> **GIVEN INSTRUCTION**: In your copy, reproduce the entries exactly as they are, minus the images.

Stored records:
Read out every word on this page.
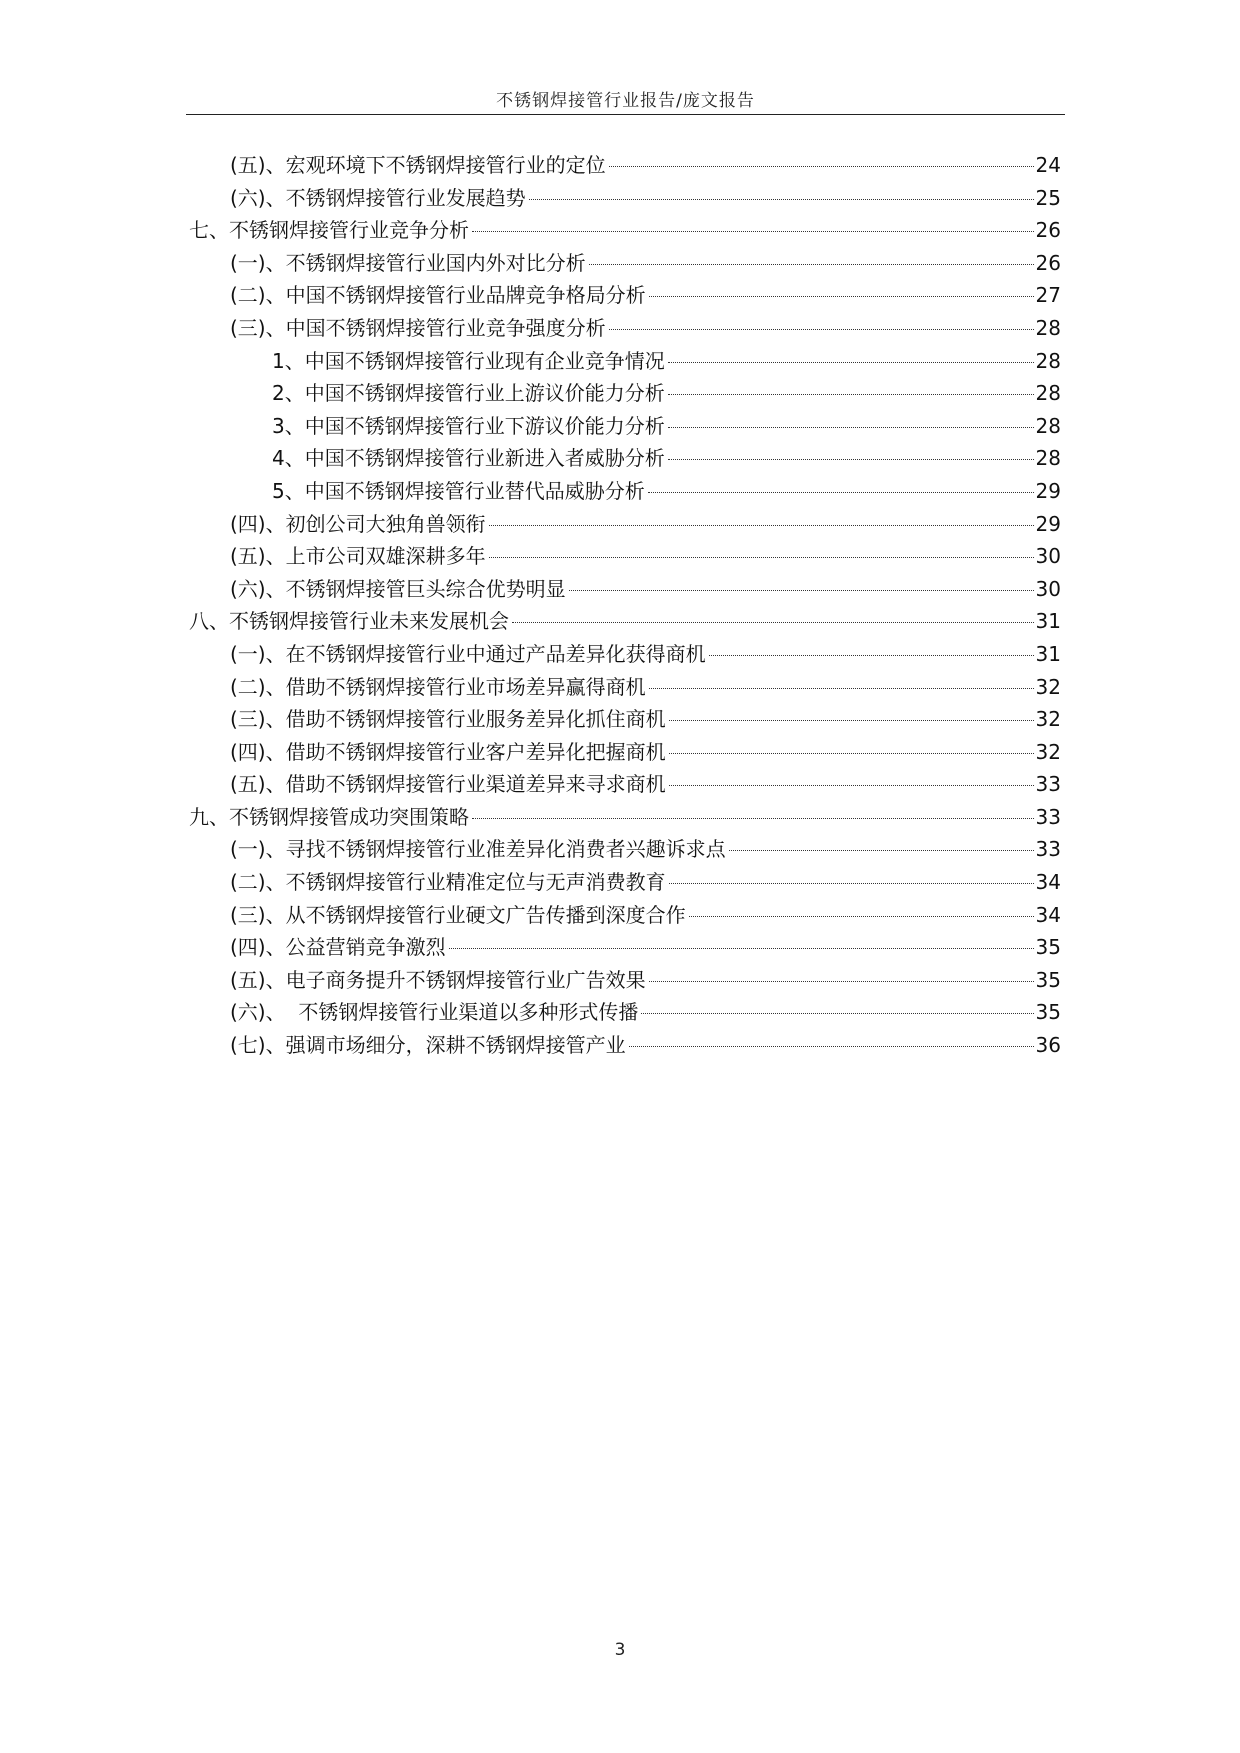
不锈钢焊接管行业报告/庞文报告
(五)、宏观环境下不锈钢焊接管行业的定位	24
(六)、不锈钢焊接管行业发展趋势	25
七、不锈钢焊接管行业竞争分析	26
(一)、不锈钢焊接管行业国内外对比分析	26
(二)、中国不锈钢焊接管行业品牌竞争格局分析	27
(三)、中国不锈钢焊接管行业竞争强度分析	28
1、中国不锈钢焊接管行业现有企业竞争情况	28
2、中国不锈钢焊接管行业上游议价能力分析	28
3、中国不锈钢焊接管行业下游议价能力分析	28
4、中国不锈钢焊接管行业新进入者威胁分析	28
5、中国不锈钢焊接管行业替代品威胁分析	29
(四)、初创公司大独角兽领衔	29
(五)、上市公司双雄深耕多年	30
(六)、不锈钢焊接管巨头综合优势明显	30
八、不锈钢焊接管行业未来发展机会	31
(一)、在不锈钢焊接管行业中通过产品差异化获得商机	31
(二)、借助不锈钢焊接管行业市场差异赢得商机	32
(三)、借助不锈钢焊接管行业服务差异化抓住商机	32
(四)、借助不锈钢焊接管行业客户差异化把握商机	32
(五)、借助不锈钢焊接管行业渠道差异来寻求商机	33
九、不锈钢焊接管成功突围策略	33
(一)、寻找不锈钢焊接管行业准差异化消费者兴趣诉求点	33
(二)、不锈钢焊接管行业精准定位与无声消费教育	34
(三)、从不锈钢焊接管行业硬文广告传播到深度合作	34
(四)、公益营销竞争激烈	35
(五)、电子商务提升不锈钢焊接管行业广告效果	35
(六)、  不锈钢焊接管行业渠道以多种形式传播	35
(七)、强调市场细分，深耕不锈钢焊接管产业	36
3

> **OUTPUT OF THE TASK**:
Read out every word on this page.
不锈钢焊接管行业报告/庞文报告
(五)、宏观环境下不锈钢焊接管行业的定位	24
(六)、不锈钢焊接管行业发展趋势	25
七、不锈钢焊接管行业竞争分析	26
(一)、不锈钢焊接管行业国内外对比分析	26
(二)、中国不锈钢焊接管行业品牌竞争格局分析	27
(三)、中国不锈钢焊接管行业竞争强度分析	28
1、中国不锈钢焊接管行业现有企业竞争情况	28
2、中国不锈钢焊接管行业上游议价能力分析	28
3、中国不锈钢焊接管行业下游议价能力分析	28
4、中国不锈钢焊接管行业新进入者威胁分析	28
5、中国不锈钢焊接管行业替代品威胁分析	29
(四)、初创公司大独角兽领衔	29
(五)、上市公司双雄深耕多年	30
(六)、不锈钢焊接管巨头综合优势明显	30
八、不锈钢焊接管行业未来发展机会	31
(一)、在不锈钢焊接管行业中通过产品差异化获得商机	31
(二)、借助不锈钢焊接管行业市场差异赢得商机	32
(三)、借助不锈钢焊接管行业服务差异化抓住商机	32
(四)、借助不锈钢焊接管行业客户差异化把握商机	32
(五)、借助不锈钢焊接管行业渠道差异来寻求商机	33
九、不锈钢焊接管成功突围策略	33
(一)、寻找不锈钢焊接管行业准差异化消费者兴趣诉求点	33
(二)、不锈钢焊接管行业精准定位与无声消费教育	34
(三)、从不锈钢焊接管行业硬文广告传播到深度合作	34
(四)、公益营销竞争激烈	35
(五)、电子商务提升不锈钢焊接管行业广告效果	35
(六)、  不锈钢焊接管行业渠道以多种形式传播	35
(七)、强调市场细分，深耕不锈钢焊接管产业	36
3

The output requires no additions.